-- Task details --
Sift the listing for lines that hold the string "Data" and pull them out.
********************
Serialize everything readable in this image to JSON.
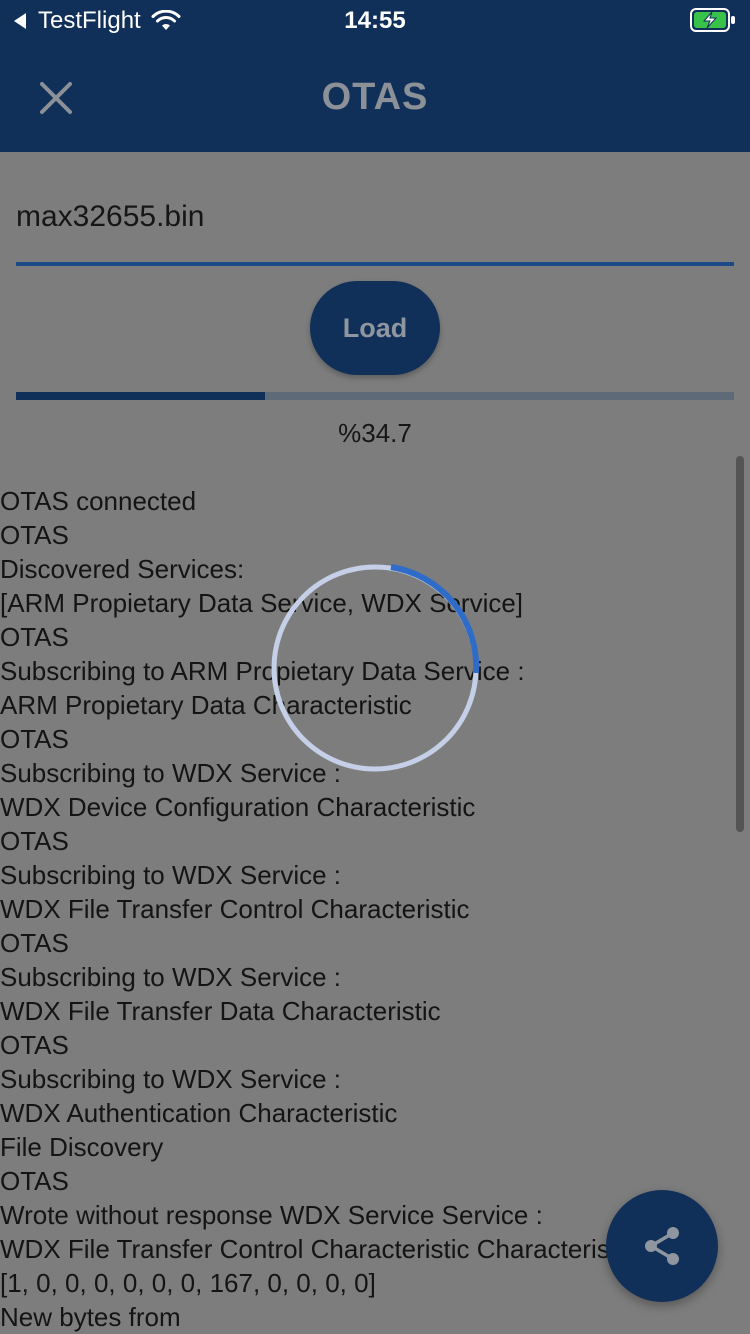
{
  "status_bar": {
    "carrier": "TestFlight",
    "time": "14:55",
    "icons": [
      "back-arrow-icon",
      "wifi-icon",
      "battery-charging-icon"
    ]
  },
  "app_bar": {
    "title": "OTAS",
    "close_icon": "close-icon"
  },
  "file_input": {
    "value": "max32655.bin"
  },
  "load_button": {
    "label": "Load"
  },
  "progress": {
    "percent_value": 34.7,
    "text": "%34.7"
  },
  "log": {
    "lines": [
      "OTAS connected",
      "OTAS",
      "Discovered Services:",
      "[ARM Propietary Data Service, WDX Service]",
      "OTAS",
      "Subscribing to ARM Propietary Data Service :",
      "ARM Propietary Data Characteristic",
      "OTAS",
      "Subscribing to WDX Service :",
      "WDX Device Configuration Characteristic",
      "OTAS",
      "Subscribing to WDX Service :",
      "WDX File Transfer Control Characteristic",
      "OTAS",
      "Subscribing to WDX Service :",
      "WDX File Transfer Data Characteristic",
      "OTAS",
      "Subscribing to WDX Service :",
      "WDX Authentication Characteristic",
      "File Discovery",
      "OTAS",
      "Wrote without response WDX Service Service :",
      "WDX File Transfer Control Characteristic Characteristic :",
      "[1, 0, 0, 0, 0, 0, 0, 167, 0, 0, 0, 0]",
      "New bytes from"
    ]
  },
  "fab": {
    "icon": "share-icon"
  },
  "colors": {
    "primary": "#10305a",
    "overlay_bg": "#7d7d7d",
    "spinner_track": "#c5d0e8",
    "spinner_arc": "#2f6cc8"
  }
}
********************
-- Result of the task --
      "[ARM Propietary Data Service, WDX Service]",
      "Subscribing to ARM Propietary Data Service :",
      "ARM Propietary Data Characteristic",
      "WDX File Transfer Data Characteristic",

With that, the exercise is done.